Walk through Hadrian's Gate into Kaleiçi Old Town and the atmosphere shifts. The wide streets of modern Antalya fall away, replaced by a maze of cobbled lanes, flower-draped walls, and glimpses of turquoise water at the end of almost every alley. Kaleiçi – the name means simply "inside the walls" – has been continuously inhabited since Attalus II founded the city here around 150 BCE. Nothing about it feels finished or abandoned. The fortifications that surround it today are layered with evidence of each occupant: Roman masonry reinforced by Byzantine builders, Seljuk towers rising above earlier foundations, Ottoman mansions occupying ground that was already ancient when they were built.

# INFORMATION PROVIDED
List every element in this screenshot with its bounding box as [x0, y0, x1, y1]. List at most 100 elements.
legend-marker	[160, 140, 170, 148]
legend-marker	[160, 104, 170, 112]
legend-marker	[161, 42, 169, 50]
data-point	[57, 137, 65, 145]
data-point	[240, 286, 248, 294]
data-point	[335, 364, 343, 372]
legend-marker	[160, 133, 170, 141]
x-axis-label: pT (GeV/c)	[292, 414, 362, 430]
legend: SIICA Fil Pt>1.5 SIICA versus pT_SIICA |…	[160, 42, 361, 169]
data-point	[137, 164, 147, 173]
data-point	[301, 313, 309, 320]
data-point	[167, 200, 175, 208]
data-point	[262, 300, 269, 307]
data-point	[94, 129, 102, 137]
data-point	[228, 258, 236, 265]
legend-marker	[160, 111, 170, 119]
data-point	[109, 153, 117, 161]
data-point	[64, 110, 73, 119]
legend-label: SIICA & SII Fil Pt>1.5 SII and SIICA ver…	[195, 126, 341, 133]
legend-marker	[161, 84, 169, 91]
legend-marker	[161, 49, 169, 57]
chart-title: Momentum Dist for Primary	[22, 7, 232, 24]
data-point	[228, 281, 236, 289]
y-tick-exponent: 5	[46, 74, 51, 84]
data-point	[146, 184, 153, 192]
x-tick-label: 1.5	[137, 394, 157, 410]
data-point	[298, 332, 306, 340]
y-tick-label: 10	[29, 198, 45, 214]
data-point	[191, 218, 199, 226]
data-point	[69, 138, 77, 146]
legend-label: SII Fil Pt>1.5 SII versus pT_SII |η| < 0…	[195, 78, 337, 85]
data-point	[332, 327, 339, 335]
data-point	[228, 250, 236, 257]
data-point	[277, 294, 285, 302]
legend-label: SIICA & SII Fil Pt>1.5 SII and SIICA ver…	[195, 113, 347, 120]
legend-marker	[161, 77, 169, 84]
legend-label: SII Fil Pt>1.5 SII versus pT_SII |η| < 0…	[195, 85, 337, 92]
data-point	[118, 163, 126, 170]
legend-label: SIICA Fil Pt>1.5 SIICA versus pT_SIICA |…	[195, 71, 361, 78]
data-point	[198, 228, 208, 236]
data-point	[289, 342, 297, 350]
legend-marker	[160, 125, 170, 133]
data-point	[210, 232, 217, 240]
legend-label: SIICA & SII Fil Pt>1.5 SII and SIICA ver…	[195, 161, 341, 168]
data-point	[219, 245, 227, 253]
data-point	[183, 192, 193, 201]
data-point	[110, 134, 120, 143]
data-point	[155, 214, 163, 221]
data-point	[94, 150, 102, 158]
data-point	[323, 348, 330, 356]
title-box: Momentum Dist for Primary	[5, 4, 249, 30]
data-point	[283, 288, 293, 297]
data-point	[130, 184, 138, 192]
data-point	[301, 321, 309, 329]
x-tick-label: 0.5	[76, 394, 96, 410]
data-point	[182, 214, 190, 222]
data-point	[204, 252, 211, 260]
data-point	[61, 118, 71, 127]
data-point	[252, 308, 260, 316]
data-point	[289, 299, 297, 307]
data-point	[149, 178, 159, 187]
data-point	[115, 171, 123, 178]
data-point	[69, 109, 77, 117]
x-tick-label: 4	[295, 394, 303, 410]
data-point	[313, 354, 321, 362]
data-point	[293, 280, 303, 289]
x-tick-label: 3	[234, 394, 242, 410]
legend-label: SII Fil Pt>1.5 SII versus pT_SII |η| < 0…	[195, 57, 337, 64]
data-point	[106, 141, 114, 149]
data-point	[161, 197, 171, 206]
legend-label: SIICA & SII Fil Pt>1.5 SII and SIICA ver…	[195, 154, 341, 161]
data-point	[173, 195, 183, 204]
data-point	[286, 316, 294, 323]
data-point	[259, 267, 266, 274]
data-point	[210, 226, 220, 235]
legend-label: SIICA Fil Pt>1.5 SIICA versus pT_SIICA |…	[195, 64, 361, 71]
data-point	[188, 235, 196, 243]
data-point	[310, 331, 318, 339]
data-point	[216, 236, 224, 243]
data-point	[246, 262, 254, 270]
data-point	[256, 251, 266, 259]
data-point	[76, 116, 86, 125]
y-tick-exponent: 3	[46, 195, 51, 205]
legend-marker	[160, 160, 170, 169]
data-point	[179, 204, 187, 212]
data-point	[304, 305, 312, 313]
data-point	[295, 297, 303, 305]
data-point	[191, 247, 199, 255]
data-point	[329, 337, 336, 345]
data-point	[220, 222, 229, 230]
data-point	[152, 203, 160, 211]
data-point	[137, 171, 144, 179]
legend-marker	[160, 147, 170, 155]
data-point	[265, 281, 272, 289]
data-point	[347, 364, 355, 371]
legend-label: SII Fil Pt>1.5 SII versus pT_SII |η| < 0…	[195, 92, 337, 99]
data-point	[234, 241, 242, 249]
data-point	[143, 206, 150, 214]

# EXERCISE INSTRUCTIONS
1) Rewrite the passage on Kaleiçi Old Town from "Walk through Hadrian's" up to and including "they were built.", substituting "narrow lanes" for "cobbled lanes".
2) Pick up the description of Kaleiçi Old Town after its final sentence and carry it forward.

# ANSWERS BELOW
1)
Walk through Hadrian's Gate into Kaleiçi Old Town and the atmosphere shifts. The wide streets of modern Antalya fall away, replaced by a maze of narrow lanes, flower-draped walls, and glimpses of turquoise water at the end of almost every alley. Kaleiçi – the name means simply "inside the walls" – has been continuously inhabited since Attalus II founded the city here around 150 BCE. Nothing about it feels finished or abandoned. The fortifications that surround it today are layered with evidence of each occupant: Roman masonry reinforced by Byzantine builders, Seljuk towers rising above earlier foundations, Ottoman mansions occupying ground that was already ancient when they were built.

2)
The walled district sits on a rocky promontory above the Gulf of Antalya, dropping sharply to the sea on three sides. Below the cliffs, the original Roman harbour is still in use – yachts and tour boats where merchant galleys once unloaded. On summer evenings the quay fills up fast – the smell of grilled fish, the sound of boats knocking against the dock. Above it, every century left something standing. A Seljuk minaret defines the skyline. An ancient gate marks the main entrance to the quarter. A few streets away, a building that outlasted three religions stands open to the sky.
Inside the area, the rhythm slows. Ottoman mansions line the passages, their courtyards full of orange blossom. Small workshops stay open through the afternoon. Along the ramparts, column drums and inscribed Roman slabs sit built into the walls – easy enough to walk past without noticing.
Best Time to Visit Kaleiçi Old Town

Spring and early autumn are the most rewarding seasons – the heat is manageable, the light on the stonework is particularly good, and Kaleiçi has not yet filled up with summer visitors.
Spring (April–May) is probably the finest time to come. Temperatures sit around 18–25°C, the bougainvillea is at its most vivid, and mornings feel almost private. On clear days, the snow-capped peaks of the Taurus Mountains are visible on the horizon from the cliffs above the harbour – unexpected in that setting, and one of the finer surprises of the season. The lanes before 09:00 are as quiet as they ever get.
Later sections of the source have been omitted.